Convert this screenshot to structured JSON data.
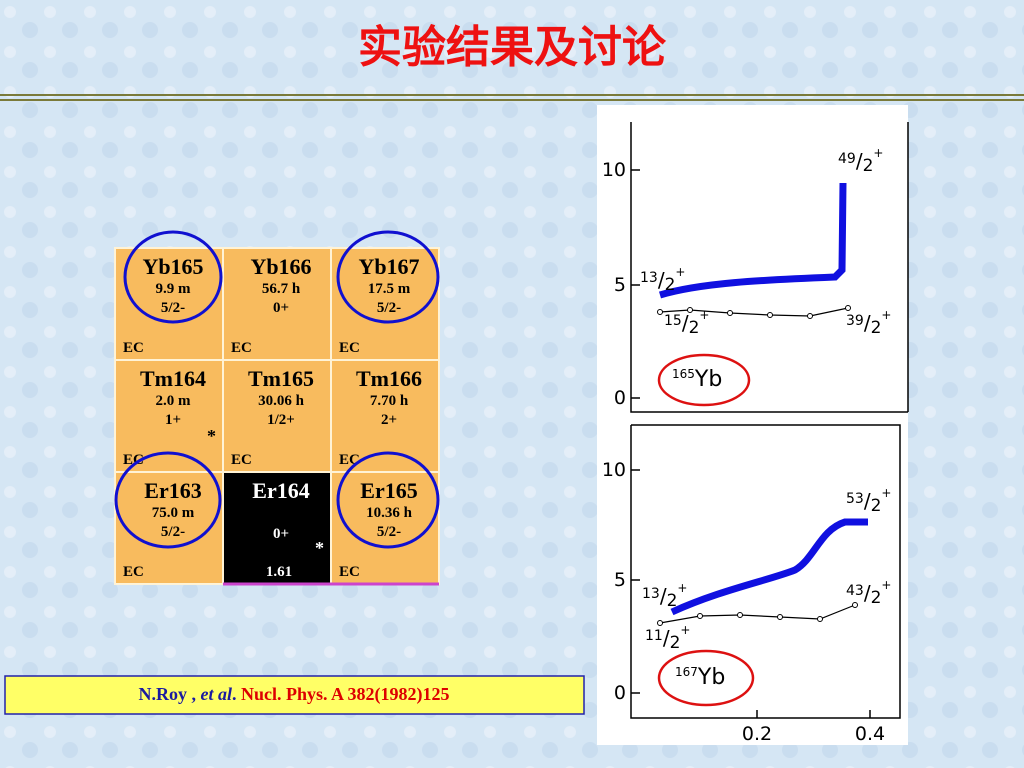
{
  "title": "实验结果及讨论",
  "nuclide_table": {
    "rows": [
      [
        {
          "name": "Yb165",
          "half_life": "9.9 m",
          "spin": "5/2-",
          "decay": "EC"
        },
        {
          "name": "Yb166",
          "half_life": "56.7 h",
          "spin": "0+",
          "decay": "EC"
        },
        {
          "name": "Yb167",
          "half_life": "17.5 m",
          "spin": "5/2-",
          "decay": "EC"
        }
      ],
      [
        {
          "name": "Tm164",
          "half_life": "2.0 m",
          "spin": "1+",
          "decay": "EC",
          "marker": "*"
        },
        {
          "name": "Tm165",
          "half_life": "30.06 h",
          "spin": "1/2+",
          "decay": "EC"
        },
        {
          "name": "Tm166",
          "half_life": "7.70 h",
          "spin": "2+",
          "decay": "EC"
        }
      ],
      [
        {
          "name": "Er163",
          "half_life": "75.0 m",
          "spin": "5/2-",
          "decay": "EC"
        },
        {
          "name": "Er164",
          "spin": "0+",
          "abundance": "1.61",
          "marker": "*"
        },
        {
          "name": "Er165",
          "half_life": "10.36 h",
          "spin": "5/2-",
          "decay": "EC"
        }
      ]
    ]
  },
  "reference": {
    "authors": "N.Roy ,",
    "etal": "et al",
    "dot": ".",
    "journal": "Nucl. Phys. A  382(1982)125"
  },
  "plots": [
    {
      "yticks": [
        "10",
        "5",
        "0"
      ],
      "labels": [
        {
          "num": "49",
          "den": "2",
          "sign": "+"
        },
        {
          "num": "13",
          "den": "2",
          "sign": "+"
        },
        {
          "num": "15",
          "den": "2",
          "sign": "+"
        },
        {
          "num": "39",
          "den": "2",
          "sign": "+"
        }
      ],
      "nucleus": {
        "mass": "165",
        "element": "Yb"
      }
    },
    {
      "yticks": [
        "10",
        "5",
        "0"
      ],
      "labels": [
        {
          "num": "53",
          "den": "2",
          "sign": "+"
        },
        {
          "num": "13",
          "den": "2",
          "sign": "+"
        },
        {
          "num": "43",
          "den": "2",
          "sign": "+"
        },
        {
          "num": "11",
          "den": "2",
          "sign": "+"
        }
      ],
      "nucleus": {
        "mass": "167",
        "element": "Yb"
      },
      "xticks": [
        "0.2",
        "0.4"
      ]
    }
  ]
}
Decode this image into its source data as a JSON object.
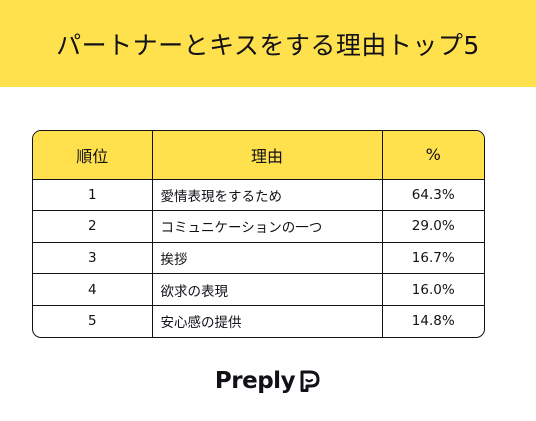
{
  "colors": {
    "accent": "#FFE04D",
    "text": "#121117",
    "background": "#FFFFFF"
  },
  "banner": {
    "title": "パートナーとキスをする理由トップ5"
  },
  "table": {
    "headers": {
      "rank": "順位",
      "reason": "理由",
      "percent": "%"
    },
    "rows": [
      {
        "rank": "1",
        "reason": "愛情表現をするため",
        "percent": "64.3%"
      },
      {
        "rank": "2",
        "reason": "コミュニケーションの一つ",
        "percent": "29.0%"
      },
      {
        "rank": "3",
        "reason": "挨拶",
        "percent": "16.7%"
      },
      {
        "rank": "4",
        "reason": "欲求の表現",
        "percent": "16.0%"
      },
      {
        "rank": "5",
        "reason": "安心感の提供",
        "percent": "14.8%"
      }
    ]
  },
  "brand": {
    "name": "Preply",
    "icon": "preply-logo-icon"
  }
}
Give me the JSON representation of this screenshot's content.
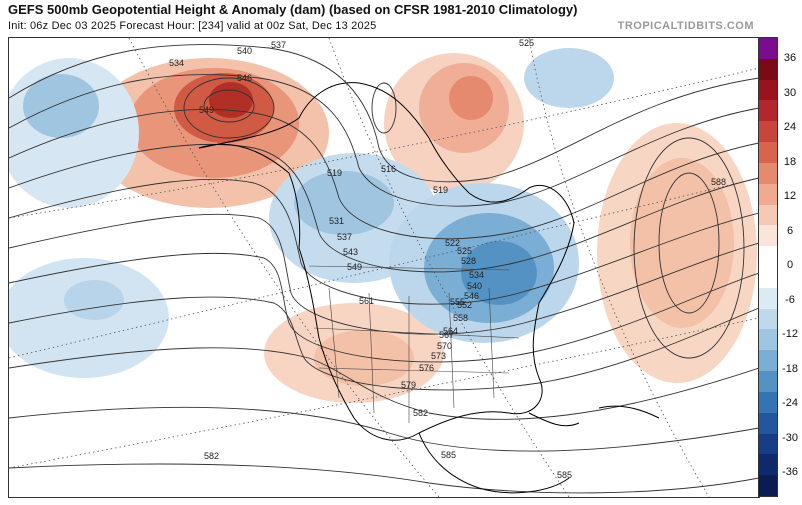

----

* Exercise prompt
Working from the material above, transcribe it exactly while omitting pictures.

* Reply
Convert this screenshot to structured JSON data.
{
  "title": "实验结果及讨论",
  "nuclide_table": {
    "rows": [
      [
        {
          "name": "Yb165",
          "half_life": "9.9 m",
          "spin": "5/2-",
          "decay": "EC"
        },
        {
          "name": "Yb166",
          "half_life": "56.7 h",
          "spin": "0+",
          "decay": "EC"
        },
        {
          "name": "Yb167",
          "half_life": "17.5 m",
          "spin": "5/2-",
          "decay": "EC"
        }
      ],
      [
        {
          "name": "Tm164",
          "half_life": "2.0 m",
          "spin": "1+",
          "decay": "EC",
          "marker": "*"
        },
        {
          "name": "Tm165",
          "half_life": "30.06 h",
          "spin": "1/2+",
          "decay": "EC"
        },
        {
          "name": "Tm166",
          "half_life": "7.70 h",
          "spin": "2+",
          "decay": "EC"
        }
      ],
      [
        {
          "name": "Er163",
          "half_life": "75.0 m",
          "spin": "5/2-",
          "decay": "EC"
        },
        {
          "name": "Er164",
          "spin": "0+",
          "abundance": "1.61",
          "marker": "*"
        },
        {
          "name": "Er165",
          "half_life": "10.36 h",
          "spin": "5/2-",
          "decay": "EC"
        }
      ]
    ]
  },
  "reference": {
    "authors": "N.Roy ,",
    "etal": "et al",
    "dot": ".",
    "journal": "Nucl. Phys. A  382(1982)125"
  },
  "plots": [
    {
      "yticks": [
        "10",
        "5",
        "0"
      ],
      "labels": [
        {
          "num": "49",
          "den": "2",
          "sign": "+"
        },
        {
          "num": "13",
          "den": "2",
          "sign": "+"
        },
        {
          "num": "15",
          "den": "2",
          "sign": "+"
        },
        {
          "num": "39",
          "den": "2",
          "sign": "+"
        }
      ],
      "nucleus": {
        "mass": "165",
        "element": "Yb"
      }
    },
    {
      "yticks": [
        "10",
        "5",
        "0"
      ],
      "labels": [
        {
          "num": "53",
          "den": "2",
          "sign": "+"
        },
        {
          "num": "13",
          "den": "2",
          "sign": "+"
        },
        {
          "num": "43",
          "den": "2",
          "sign": "+"
        },
        {
          "num": "11",
          "den": "2",
          "sign": "+"
        }
      ],
      "nucleus": {
        "mass": "167",
        "element": "Yb"
      },
      "xticks": [
        "0.2",
        "0.4"
      ]
    }
  ]
}
Decode this image into its source data as a JSON object.
{
  "colors": {
    "accent": "#FFE04D",
    "text": "#121117",
    "background": "#FFFFFF"
  },
  "banner": {
    "title": "パートナーとキスをする理由トップ5"
  },
  "table": {
    "headers": {
      "rank": "順位",
      "reason": "理由",
      "percent": "%"
    },
    "rows": [
      {
        "rank": "1",
        "reason": "愛情表現をするため",
        "percent": "64.3%"
      },
      {
        "rank": "2",
        "reason": "コミュニケーションの一つ",
        "percent": "29.0%"
      },
      {
        "rank": "3",
        "reason": "挨拶",
        "percent": "16.7%"
      },
      {
        "rank": "4",
        "reason": "欲求の表現",
        "percent": "16.0%"
      },
      {
        "rank": "5",
        "reason": "安心感の提供",
        "percent": "14.8%"
      }
    ]
  },
  "brand": {
    "name": "Preply",
    "icon": "preply-logo-icon"
  }
}
Give me the JSON representation of this screenshot's content.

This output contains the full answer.